- **Listed records**:

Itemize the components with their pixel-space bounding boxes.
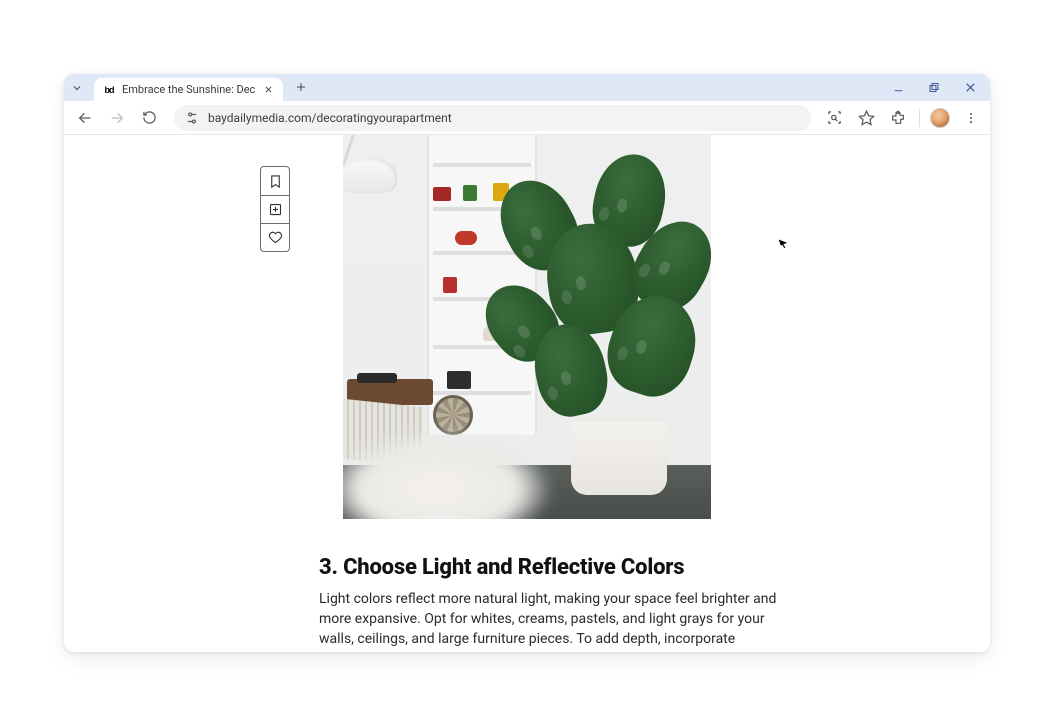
reload-button[interactable] bbox=[136, 105, 162, 131]
tabs-search-dropdown[interactable] bbox=[64, 74, 90, 101]
toolbar-right-icons bbox=[823, 107, 982, 129]
window-controls bbox=[888, 74, 986, 101]
article-section: 3. Choose Light and Reflective Colors Li… bbox=[319, 555, 783, 652]
profile-avatar[interactable] bbox=[930, 108, 950, 128]
address-bar[interactable]: baydailymedia.com/decoratingyourapartmen… bbox=[174, 105, 811, 131]
article-action-rail bbox=[260, 166, 290, 252]
browser-toolbar: baydailymedia.com/decoratingyourapartmen… bbox=[64, 101, 990, 135]
article-hero-image bbox=[343, 135, 711, 519]
browser-window: bd Embrace the Sunshine: Dec bbox=[64, 74, 990, 652]
back-button[interactable] bbox=[72, 105, 98, 131]
tab-title: Embrace the Sunshine: Dec bbox=[122, 83, 255, 96]
url-text: baydailymedia.com/decoratingyourapartmen… bbox=[208, 111, 801, 125]
window-minimize-button[interactable] bbox=[888, 78, 908, 98]
window-close-button[interactable] bbox=[960, 78, 980, 98]
page-viewport[interactable]: 3. Choose Light and Reflective Colors Li… bbox=[64, 135, 990, 652]
tab-favicon: bd bbox=[102, 83, 116, 97]
window-maximize-button[interactable] bbox=[924, 78, 944, 98]
active-tab[interactable]: bd Embrace the Sunshine: Dec bbox=[94, 78, 283, 101]
forward-button[interactable] bbox=[104, 105, 130, 131]
new-tab-button[interactable] bbox=[289, 75, 313, 99]
tab-close-button[interactable] bbox=[261, 83, 275, 97]
add-to-collection-icon[interactable] bbox=[261, 195, 289, 223]
tab-strip: bd Embrace the Sunshine: Dec bbox=[64, 74, 990, 101]
lens-icon[interactable] bbox=[823, 107, 845, 129]
bookmark-star-icon[interactable] bbox=[855, 107, 877, 129]
bookmark-icon[interactable] bbox=[261, 167, 289, 195]
mouse-cursor-icon bbox=[779, 237, 789, 249]
site-settings-icon[interactable] bbox=[184, 110, 200, 126]
section-body: Light colors reflect more natural light,… bbox=[319, 590, 783, 652]
heart-icon[interactable] bbox=[261, 223, 289, 251]
kebab-menu-icon[interactable] bbox=[960, 107, 982, 129]
extensions-icon[interactable] bbox=[887, 107, 909, 129]
toolbar-divider bbox=[919, 109, 920, 127]
section-heading: 3. Choose Light and Reflective Colors bbox=[319, 555, 783, 580]
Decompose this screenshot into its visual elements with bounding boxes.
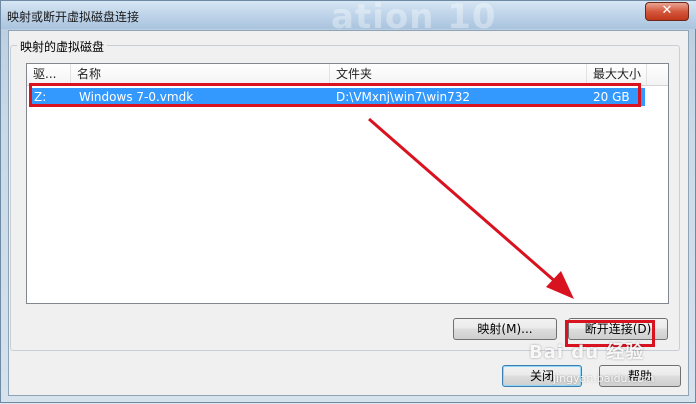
- map-button[interactable]: 映射(M)...: [453, 318, 557, 340]
- baidu-watermark: Bai du 经验: [529, 342, 645, 363]
- baidu-watermark-url: jingyan.baidu.com: [553, 372, 655, 385]
- dialog-window: ation 10 映射或断开虚拟磁盘连接 ✕ 映射的虚拟磁盘 驱... 名称 文…: [0, 0, 696, 403]
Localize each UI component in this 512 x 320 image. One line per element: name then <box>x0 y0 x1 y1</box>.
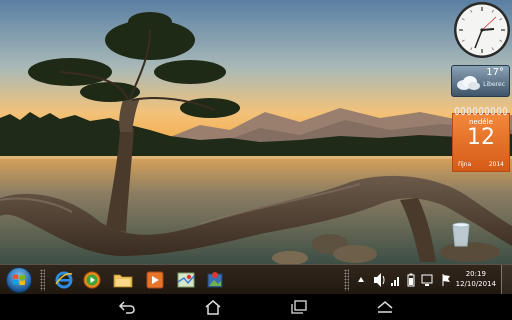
back-icon <box>118 301 135 314</box>
recycle-bin-icon[interactable] <box>450 222 472 248</box>
media-player-icon <box>83 271 101 289</box>
menu-up-icon <box>377 301 393 313</box>
taskbar-video-player[interactable] <box>143 268 167 292</box>
home-button[interactable] <box>198 297 228 317</box>
taskbar: 20:19 12/10/2014 <box>0 264 512 295</box>
home-icon <box>205 300 221 315</box>
tray-time: 20:19 <box>465 270 486 278</box>
start-button[interactable] <box>4 266 34 294</box>
tray-date: 12/10/2014 <box>455 280 496 288</box>
video-player-icon <box>146 271 164 289</box>
taskbar-file-explorer[interactable] <box>111 268 135 292</box>
show-desktop-button[interactable] <box>501 265 512 295</box>
action-center-flag-icon[interactable] <box>440 265 452 295</box>
maps-icon <box>177 272 195 288</box>
taskbar-grip[interactable] <box>40 269 45 291</box>
clock-hour-hand <box>481 28 495 31</box>
taskbar-photos[interactable] <box>203 268 227 292</box>
menu-button[interactable] <box>370 297 400 317</box>
recent-apps-icon <box>291 300 307 314</box>
clock-gadget[interactable] <box>452 0 512 60</box>
internet-explorer-icon <box>55 271 73 289</box>
taskbar-maps[interactable] <box>174 268 198 292</box>
volume-icon[interactable] <box>372 265 386 295</box>
recent-apps-button[interactable] <box>284 297 314 317</box>
windows-start-icon <box>6 267 32 293</box>
back-button[interactable] <box>112 297 142 317</box>
weather-gadget[interactable]: 17° Liberec <box>451 65 510 97</box>
weather-city: Liberec <box>483 81 505 88</box>
signal-icon[interactable] <box>390 265 402 295</box>
taskbar-internet-explorer[interactable] <box>52 268 76 292</box>
tray-clock[interactable]: 20:19 12/10/2014 <box>456 269 496 289</box>
battery-icon[interactable] <box>406 265 416 295</box>
taskbar-media-player[interactable] <box>80 268 104 292</box>
android-navigation-bar <box>0 294 512 320</box>
tray-grip[interactable] <box>344 269 349 291</box>
calendar-page: neděle 12 října 2014 <box>452 113 510 172</box>
calendar-year: 2014 <box>488 161 504 168</box>
weather-temperature: 17° <box>486 67 504 78</box>
desktop-wallpaper <box>0 0 512 264</box>
photos-icon <box>207 272 223 288</box>
calendar-gadget[interactable]: neděle 12 října 2014 <box>452 106 510 172</box>
tray-expand-icon[interactable] <box>356 265 366 295</box>
calendar-month: října <box>458 161 472 168</box>
calendar-rings <box>454 106 508 116</box>
cloud-icon <box>457 76 480 90</box>
network-icon[interactable] <box>420 265 434 295</box>
calendar-date: 12 <box>467 125 495 150</box>
file-explorer-icon <box>113 274 133 288</box>
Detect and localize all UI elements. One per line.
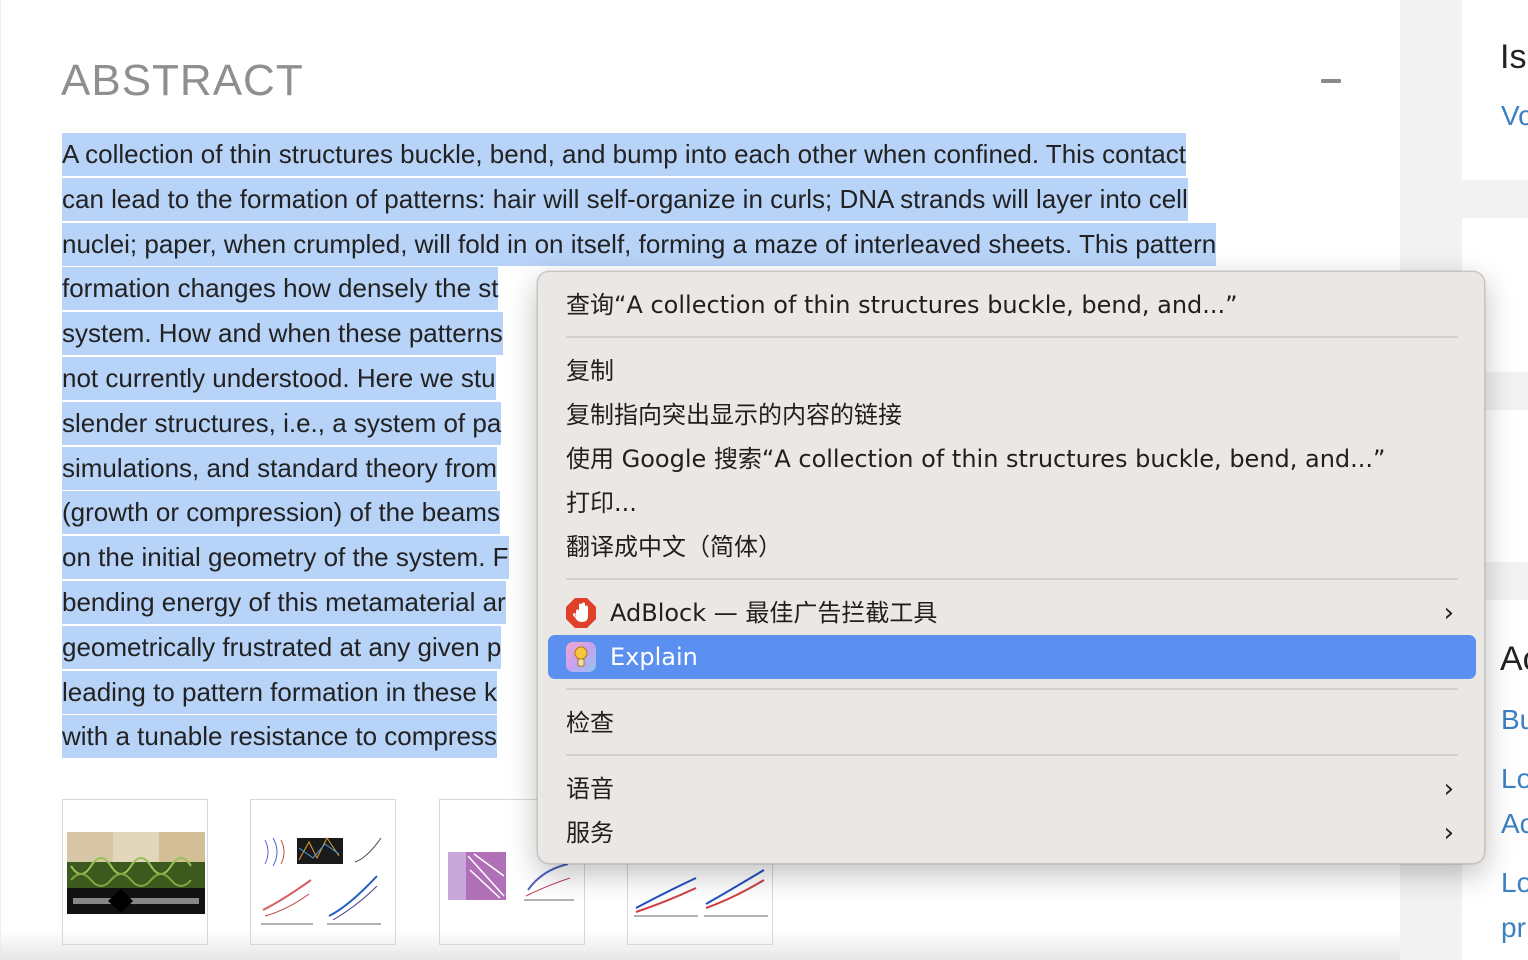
abstract-line: formation changes how densely the st: [62, 267, 499, 311]
adblock-hand-icon: [565, 597, 597, 629]
abstract-line: leading to pattern formation in these k: [62, 670, 498, 714]
menu-item-label: 复制指向突出显示的内容的链接: [566, 401, 902, 429]
menu-item-label: 检查: [566, 709, 614, 737]
figure-thumbnail[interactable]: [250, 799, 396, 945]
context-menu: 查询“A collection of thin structures buckl…: [537, 271, 1485, 864]
menu-item-explain[interactable]: Explain: [548, 635, 1476, 679]
menu-separator: [566, 688, 1458, 690]
menu-item-label: 服务: [566, 819, 614, 847]
menu-item-label: 复制: [566, 357, 614, 385]
menu-item-label: 打印...: [566, 489, 637, 517]
menu-item-lookup[interactable]: 查询“A collection of thin structures buckl…: [548, 283, 1476, 327]
sidebar-link[interactable]: Lo: [1501, 763, 1528, 795]
menu-item-services[interactable]: 服务 ›: [548, 811, 1476, 855]
abstract-line: nuclei; paper, when crumpled, will fold …: [62, 222, 1217, 266]
chevron-right-icon: ›: [1443, 818, 1454, 848]
menu-separator: [566, 336, 1458, 338]
abstract-line: slender structures, i.e., a system of pa: [62, 401, 502, 445]
menu-item-label: 使用 Google 搜索“A collection of thin struct…: [566, 445, 1386, 473]
sidebar-heading: Is: [1500, 38, 1527, 76]
menu-item-copy-link[interactable]: 复制指向突出显示的内容的链接: [548, 393, 1476, 437]
menu-separator: [566, 578, 1458, 580]
sidebar-link[interactable]: Vo: [1501, 100, 1528, 132]
menu-item-speech[interactable]: 语音 ›: [548, 767, 1476, 811]
menu-item-copy[interactable]: 复制: [548, 349, 1476, 393]
abstract-line: A collection of thin structures buckle, …: [62, 133, 1186, 176]
menu-item-inspect[interactable]: 检查: [548, 701, 1476, 745]
abstract-line: with a tunable resistance to compress: [62, 715, 497, 759]
sidebar-link[interactable]: Ac: [1501, 808, 1528, 840]
collapse-minus-button[interactable]: [1321, 79, 1341, 83]
menu-item-label: Explain: [610, 643, 698, 671]
abstract-line: geometrically frustrated at any given p: [62, 625, 502, 669]
menu-separator: [566, 754, 1458, 756]
bottom-shadow: [1, 930, 1401, 960]
chevron-right-icon: ›: [1443, 774, 1454, 804]
menu-item-label: 语音: [566, 775, 614, 803]
sidebar-link[interactable]: Bu: [1501, 704, 1528, 736]
menu-item-translate[interactable]: 翻译成中文（简体）: [548, 525, 1476, 569]
menu-item-adblock[interactable]: AdBlock — 最佳广告拦截工具 ›: [548, 591, 1476, 635]
explain-app-icon: [565, 641, 597, 673]
abstract-line: not currently understood. Here we stu: [62, 356, 496, 400]
sidebar-heading: Ac: [1500, 640, 1528, 678]
abstract-line: (growth or compression) of the beams: [62, 491, 500, 535]
menu-item-label: AdBlock — 最佳广告拦截工具: [610, 599, 938, 627]
figure-thumbnail[interactable]: [62, 799, 208, 945]
abstract-line: system. How and when these patterns: [62, 312, 503, 356]
chevron-right-icon: ›: [1443, 598, 1454, 628]
menu-item-label: 翻译成中文（简体）: [566, 533, 782, 561]
menu-item-google-search[interactable]: 使用 Google 搜索“A collection of thin struct…: [548, 437, 1476, 481]
menu-item-print[interactable]: 打印...: [548, 481, 1476, 525]
abstract-line: simulations, and standard theory from: [62, 446, 497, 490]
sidebar-card: [1462, 0, 1528, 180]
sidebar-link[interactable]: pr: [1501, 912, 1526, 944]
sidebar-link[interactable]: Lo: [1501, 867, 1528, 899]
abstract-line: on the initial geometry of the system. F: [62, 536, 509, 580]
abstract-line: bending energy of this metamaterial ar: [62, 580, 506, 624]
abstract-line: can lead to the formation of patterns: h…: [62, 177, 1188, 221]
menu-item-label: 查询“A collection of thin structures buckl…: [566, 291, 1238, 319]
abstract-heading: ABSTRACT: [61, 56, 304, 105]
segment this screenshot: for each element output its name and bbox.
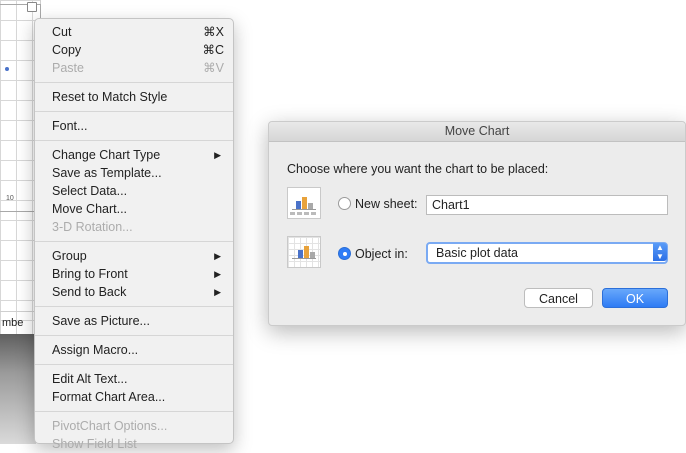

- **Do this**:
Find each row above that contains the string "player", and copy those lines in full.

- **Response for this exercise**:
media-player-icon <box>83 271 101 289</box>
taskbar-video-player[interactable] <box>143 268 167 292</box>
video-player-icon <box>146 271 164 289</box>
taskbar-media-player[interactable] <box>80 268 104 292</box>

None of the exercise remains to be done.